[DATASET ROWS start]

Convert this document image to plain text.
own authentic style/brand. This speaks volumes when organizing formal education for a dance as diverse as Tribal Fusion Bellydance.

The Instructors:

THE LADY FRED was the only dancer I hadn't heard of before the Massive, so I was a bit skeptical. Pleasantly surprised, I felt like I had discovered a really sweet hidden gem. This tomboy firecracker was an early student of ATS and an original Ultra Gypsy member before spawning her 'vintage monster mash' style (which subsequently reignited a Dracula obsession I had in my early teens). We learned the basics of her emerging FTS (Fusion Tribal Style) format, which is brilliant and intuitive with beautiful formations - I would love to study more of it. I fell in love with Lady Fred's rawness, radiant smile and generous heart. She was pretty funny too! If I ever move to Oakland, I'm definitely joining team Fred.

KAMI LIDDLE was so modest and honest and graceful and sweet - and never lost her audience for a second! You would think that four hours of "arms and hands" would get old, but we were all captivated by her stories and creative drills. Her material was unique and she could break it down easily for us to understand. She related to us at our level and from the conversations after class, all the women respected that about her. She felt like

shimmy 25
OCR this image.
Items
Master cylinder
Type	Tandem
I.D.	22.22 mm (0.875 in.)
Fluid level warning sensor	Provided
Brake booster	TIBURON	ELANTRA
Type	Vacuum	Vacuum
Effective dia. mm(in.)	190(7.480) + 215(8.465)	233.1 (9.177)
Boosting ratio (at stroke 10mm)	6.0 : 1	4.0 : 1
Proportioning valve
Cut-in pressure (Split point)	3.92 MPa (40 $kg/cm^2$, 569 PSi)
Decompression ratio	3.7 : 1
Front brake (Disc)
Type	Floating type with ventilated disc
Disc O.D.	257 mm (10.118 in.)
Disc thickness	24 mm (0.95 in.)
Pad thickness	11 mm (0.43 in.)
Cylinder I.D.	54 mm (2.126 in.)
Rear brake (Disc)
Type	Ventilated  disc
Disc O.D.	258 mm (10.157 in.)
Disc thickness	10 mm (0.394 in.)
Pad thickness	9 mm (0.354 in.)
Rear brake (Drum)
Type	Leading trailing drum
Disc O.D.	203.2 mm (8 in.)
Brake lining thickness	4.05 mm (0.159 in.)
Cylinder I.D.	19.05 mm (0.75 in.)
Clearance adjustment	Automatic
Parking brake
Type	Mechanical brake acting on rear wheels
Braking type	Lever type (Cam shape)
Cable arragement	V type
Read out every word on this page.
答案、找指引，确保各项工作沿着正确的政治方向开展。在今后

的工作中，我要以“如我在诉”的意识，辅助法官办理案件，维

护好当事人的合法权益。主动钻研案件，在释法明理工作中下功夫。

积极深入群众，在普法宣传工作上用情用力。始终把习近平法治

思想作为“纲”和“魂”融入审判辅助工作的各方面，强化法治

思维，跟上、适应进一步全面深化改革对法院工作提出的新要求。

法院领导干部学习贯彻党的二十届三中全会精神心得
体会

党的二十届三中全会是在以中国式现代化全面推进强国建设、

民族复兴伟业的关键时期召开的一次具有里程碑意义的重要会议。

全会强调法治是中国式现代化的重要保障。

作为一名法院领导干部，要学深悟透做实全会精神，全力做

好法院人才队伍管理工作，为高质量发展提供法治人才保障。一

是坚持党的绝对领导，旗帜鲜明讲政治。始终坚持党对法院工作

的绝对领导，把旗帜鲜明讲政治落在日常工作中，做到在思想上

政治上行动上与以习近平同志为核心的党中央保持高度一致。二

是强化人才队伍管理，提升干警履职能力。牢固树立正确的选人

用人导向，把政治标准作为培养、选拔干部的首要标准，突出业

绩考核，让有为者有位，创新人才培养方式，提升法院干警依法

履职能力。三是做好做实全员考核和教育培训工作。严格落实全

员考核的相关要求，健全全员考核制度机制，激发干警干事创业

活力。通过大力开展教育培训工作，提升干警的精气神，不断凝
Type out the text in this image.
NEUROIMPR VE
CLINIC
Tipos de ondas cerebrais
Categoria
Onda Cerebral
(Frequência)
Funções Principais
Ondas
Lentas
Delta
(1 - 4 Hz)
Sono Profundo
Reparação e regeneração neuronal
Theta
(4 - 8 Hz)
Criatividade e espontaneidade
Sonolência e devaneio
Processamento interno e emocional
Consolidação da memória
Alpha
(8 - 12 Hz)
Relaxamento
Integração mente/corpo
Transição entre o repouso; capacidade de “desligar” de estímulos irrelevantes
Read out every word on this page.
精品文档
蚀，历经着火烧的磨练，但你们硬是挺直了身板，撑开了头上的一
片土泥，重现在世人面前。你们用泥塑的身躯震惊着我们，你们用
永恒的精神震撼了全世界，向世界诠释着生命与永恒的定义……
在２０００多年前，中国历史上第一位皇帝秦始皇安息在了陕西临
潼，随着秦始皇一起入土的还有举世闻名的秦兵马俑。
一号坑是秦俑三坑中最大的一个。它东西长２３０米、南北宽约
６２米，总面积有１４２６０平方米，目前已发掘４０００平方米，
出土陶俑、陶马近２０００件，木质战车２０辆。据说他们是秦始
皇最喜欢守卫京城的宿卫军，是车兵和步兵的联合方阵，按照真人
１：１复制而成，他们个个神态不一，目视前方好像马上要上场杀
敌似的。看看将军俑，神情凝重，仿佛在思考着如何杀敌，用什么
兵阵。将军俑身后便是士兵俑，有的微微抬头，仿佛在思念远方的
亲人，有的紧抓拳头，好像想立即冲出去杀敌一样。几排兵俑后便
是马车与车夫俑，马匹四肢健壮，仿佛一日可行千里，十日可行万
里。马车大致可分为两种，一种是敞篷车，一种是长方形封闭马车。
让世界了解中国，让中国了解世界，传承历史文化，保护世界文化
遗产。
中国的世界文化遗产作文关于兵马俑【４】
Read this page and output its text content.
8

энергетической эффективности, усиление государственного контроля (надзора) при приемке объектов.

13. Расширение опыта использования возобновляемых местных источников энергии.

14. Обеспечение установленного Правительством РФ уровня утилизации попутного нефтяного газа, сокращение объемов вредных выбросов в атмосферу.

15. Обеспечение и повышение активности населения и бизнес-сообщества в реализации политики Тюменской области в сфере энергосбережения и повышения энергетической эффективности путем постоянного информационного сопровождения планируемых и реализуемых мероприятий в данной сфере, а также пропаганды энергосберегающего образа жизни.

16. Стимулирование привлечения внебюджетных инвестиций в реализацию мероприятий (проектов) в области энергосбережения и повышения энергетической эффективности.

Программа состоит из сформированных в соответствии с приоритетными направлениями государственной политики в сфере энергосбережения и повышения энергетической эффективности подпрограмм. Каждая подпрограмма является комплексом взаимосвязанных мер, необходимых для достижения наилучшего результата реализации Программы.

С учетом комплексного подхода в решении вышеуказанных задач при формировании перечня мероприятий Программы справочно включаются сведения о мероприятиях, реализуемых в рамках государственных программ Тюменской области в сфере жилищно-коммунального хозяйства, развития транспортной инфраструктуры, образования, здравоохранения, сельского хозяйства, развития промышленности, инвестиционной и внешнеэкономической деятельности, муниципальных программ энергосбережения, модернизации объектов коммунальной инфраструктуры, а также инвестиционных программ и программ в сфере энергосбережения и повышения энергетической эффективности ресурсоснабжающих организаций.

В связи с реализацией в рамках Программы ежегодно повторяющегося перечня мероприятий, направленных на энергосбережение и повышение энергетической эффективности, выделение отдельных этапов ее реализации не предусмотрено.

[DATASET ROWS end]

**WHAT THE TASK ASKS**
Look through the material above and pick out each line holding the word "style".

**TASK SOLUTION**
own authentic style/brand. This speaks volumes when organizing formal education for a dance as diverse as Tribal Fusion Bellydance.
THE LADY FRED was the only dancer I hadn't heard of before the Massive, so I was a bit skeptical. Pleasantly surprised, I felt like I had discovered a really sweet hidden gem. This tomboy firecracker was an early student of ATS and an original Ultra Gypsy member before spawning her 'vintage monster mash' style (which subsequently reignited a Dracula obsession I had in my early teens). We learned the basics of her emerging FTS (Fusion Tribal Style) format, which is brilliant and intuitive with beautiful formations - I would love to study more of it. I fell in love with Lady Fred's rawness, radiant smile and generous heart. She was pretty funny too! If I ever move to Oakland, I'm definitely joining team Fred.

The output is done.